**DATASET:**
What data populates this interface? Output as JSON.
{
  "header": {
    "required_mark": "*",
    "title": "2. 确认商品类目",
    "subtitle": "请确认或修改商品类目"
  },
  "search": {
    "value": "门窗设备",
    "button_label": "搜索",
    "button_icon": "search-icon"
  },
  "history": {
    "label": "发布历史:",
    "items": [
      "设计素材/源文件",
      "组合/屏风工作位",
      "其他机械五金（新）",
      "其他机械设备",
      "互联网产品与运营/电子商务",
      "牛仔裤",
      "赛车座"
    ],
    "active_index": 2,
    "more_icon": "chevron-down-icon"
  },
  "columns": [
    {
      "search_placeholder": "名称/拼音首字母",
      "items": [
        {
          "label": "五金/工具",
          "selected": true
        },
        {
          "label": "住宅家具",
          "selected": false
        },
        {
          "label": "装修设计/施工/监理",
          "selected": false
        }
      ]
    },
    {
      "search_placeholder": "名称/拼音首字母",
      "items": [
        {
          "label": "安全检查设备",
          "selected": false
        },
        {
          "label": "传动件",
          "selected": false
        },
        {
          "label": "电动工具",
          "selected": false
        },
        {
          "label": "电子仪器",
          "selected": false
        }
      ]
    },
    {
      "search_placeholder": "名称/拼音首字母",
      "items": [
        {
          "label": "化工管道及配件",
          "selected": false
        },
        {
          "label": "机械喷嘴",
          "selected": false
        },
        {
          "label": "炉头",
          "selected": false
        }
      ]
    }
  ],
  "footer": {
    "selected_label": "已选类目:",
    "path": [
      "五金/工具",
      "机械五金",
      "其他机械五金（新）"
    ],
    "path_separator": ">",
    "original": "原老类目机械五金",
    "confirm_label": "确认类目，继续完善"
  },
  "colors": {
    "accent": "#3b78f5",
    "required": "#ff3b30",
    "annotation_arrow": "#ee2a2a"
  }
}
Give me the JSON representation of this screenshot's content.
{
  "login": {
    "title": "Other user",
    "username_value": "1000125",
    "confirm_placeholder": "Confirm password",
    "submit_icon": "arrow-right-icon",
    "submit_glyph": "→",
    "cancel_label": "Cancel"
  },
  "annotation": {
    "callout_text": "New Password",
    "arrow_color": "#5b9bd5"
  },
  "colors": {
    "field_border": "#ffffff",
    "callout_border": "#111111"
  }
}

**GIVEN EXERCISE:** Using the listing above, retype each line exactly.

**FINAL RESULT:**
What data populates this interface? Output as JSON.
{
  "header": {
    "required_mark": "*",
    "title": "2. 确认商品类目",
    "subtitle": "请确认或修改商品类目"
  },
  "search": {
    "value": "门窗设备",
    "button_label": "搜索",
    "button_icon": "search-icon"
  },
  "history": {
    "label": "发布历史:",
    "items": [
      "设计素材/源文件",
      "组合/屏风工作位",
      "其他机械五金（新）",
      "其他机械设备",
      "互联网产品与运营/电子商务",
      "牛仔裤",
      "赛车座"
    ],
    "active_index": 2,
    "more_icon": "chevron-down-icon"
  },
  "columns": [
    {
      "search_placeholder": "名称/拼音首字母",
      "items": [
        {
          "label": "五金/工具",
          "selected": true
        },
        {
          "label": "住宅家具",
          "selected": false
        },
        {
          "label": "装修设计/施工/监理",
          "selected": false
        }
      ]
    },
    {
      "search_placeholder": "名称/拼音首字母",
      "items": [
        {
          "label": "安全检查设备",
          "selected": false
        },
        {
          "label": "传动件",
          "selected": false
        },
        {
          "label": "电动工具",
          "selected": false
        },
        {
          "label": "电子仪器",
          "selected": false
        }
      ]
    },
    {
      "search_placeholder": "名称/拼音首字母",
      "items": [
        {
          "label": "化工管道及配件",
          "selected": false
        },
        {
          "label": "机械喷嘴",
          "selected": false
        },
        {
          "label": "炉头",
          "selected": false
        }
      ]
    }
  ],
  "footer": {
    "selected_label": "已选类目:",
    "path": [
      "五金/工具",
      "机械五金",
      "其他机械五金（新）"
    ],
    "path_separator": ">",
    "original": "原老类目机械五金",
    "confirm_label": "确认类目，继续完善"
  },
  "colors": {
    "accent": "#3b78f5",
    "required": "#ff3b30",
    "annotation_arrow": "#ee2a2a"
  }
}
Give me the JSON representation of this screenshot's content.
{
  "login": {
    "title": "Other user",
    "username_value": "1000125",
    "confirm_placeholder": "Confirm password",
    "submit_icon": "arrow-right-icon",
    "submit_glyph": "→",
    "cancel_label": "Cancel"
  },
  "annotation": {
    "callout_text": "New Password",
    "arrow_color": "#5b9bd5"
  },
  "colors": {
    "field_border": "#ffffff",
    "callout_border": "#111111"
  }
}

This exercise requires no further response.